The records that follow should be retyped word for word.
** start of Material **
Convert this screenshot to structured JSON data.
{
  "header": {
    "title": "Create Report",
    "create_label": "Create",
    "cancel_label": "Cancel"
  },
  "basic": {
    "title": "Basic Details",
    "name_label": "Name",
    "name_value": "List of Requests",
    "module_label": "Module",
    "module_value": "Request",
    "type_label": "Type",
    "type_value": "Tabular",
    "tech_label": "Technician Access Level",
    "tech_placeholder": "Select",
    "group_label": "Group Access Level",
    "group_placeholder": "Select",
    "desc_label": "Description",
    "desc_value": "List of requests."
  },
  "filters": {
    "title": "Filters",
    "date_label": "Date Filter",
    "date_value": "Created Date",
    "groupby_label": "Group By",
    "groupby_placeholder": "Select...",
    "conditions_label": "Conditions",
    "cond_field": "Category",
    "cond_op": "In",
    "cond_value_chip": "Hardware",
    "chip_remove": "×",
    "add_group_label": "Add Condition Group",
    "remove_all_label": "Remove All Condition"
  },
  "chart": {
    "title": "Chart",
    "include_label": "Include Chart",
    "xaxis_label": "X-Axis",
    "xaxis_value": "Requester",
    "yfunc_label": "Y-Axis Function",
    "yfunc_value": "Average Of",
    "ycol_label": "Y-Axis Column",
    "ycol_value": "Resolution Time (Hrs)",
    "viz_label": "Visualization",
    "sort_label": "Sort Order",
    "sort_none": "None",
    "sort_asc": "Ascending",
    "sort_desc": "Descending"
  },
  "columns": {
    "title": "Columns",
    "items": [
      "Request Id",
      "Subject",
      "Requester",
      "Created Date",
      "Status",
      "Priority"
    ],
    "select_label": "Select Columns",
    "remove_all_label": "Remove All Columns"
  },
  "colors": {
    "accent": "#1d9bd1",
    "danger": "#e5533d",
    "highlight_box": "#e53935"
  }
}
** end of Material **
■ **Solution to this problem**:
Convert this screenshot to structured JSON data.
{
  "header": {
    "title": "Create Report",
    "create_label": "Create",
    "cancel_label": "Cancel"
  },
  "basic": {
    "title": "Basic Details",
    "name_label": "Name",
    "name_value": "List of Requests",
    "module_label": "Module",
    "module_value": "Request",
    "type_label": "Type",
    "type_value": "Tabular",
    "tech_label": "Technician Access Level",
    "tech_placeholder": "Select",
    "group_label": "Group Access Level",
    "group_placeholder": "Select",
    "desc_label": "Description",
    "desc_value": "List of requests."
  },
  "filters": {
    "title": "Filters",
    "date_label": "Date Filter",
    "date_value": "Created Date",
    "groupby_label": "Group By",
    "groupby_placeholder": "Select...",
    "conditions_label": "Conditions",
    "cond_field": "Category",
    "cond_op": "In",
    "cond_value_chip": "Hardware",
    "chip_remove": "×",
    "add_group_label": "Add Condition Group",
    "remove_all_label": "Remove All Condition"
  },
  "chart": {
    "title": "Chart",
    "include_label": "Include Chart",
    "xaxis_label": "X-Axis",
    "xaxis_value": "Requester",
    "yfunc_label": "Y-Axis Function",
    "yfunc_value": "Average Of",
    "ycol_label": "Y-Axis Column",
    "ycol_value": "Resolution Time (Hrs)",
    "viz_label": "Visualization",
    "sort_label": "Sort Order",
    "sort_none": "None",
    "sort_asc": "Ascending",
    "sort_desc": "Descending"
  },
  "columns": {
    "title": "Columns",
    "items": [
      "Request Id",
      "Subject",
      "Requester",
      "Created Date",
      "Status",
      "Priority"
    ],
    "select_label": "Select Columns",
    "remove_all_label": "Remove All Columns"
  },
  "colors": {
    "accent": "#1d9bd1",
    "danger": "#e5533d",
    "highlight_box": "#e53935"
  }
}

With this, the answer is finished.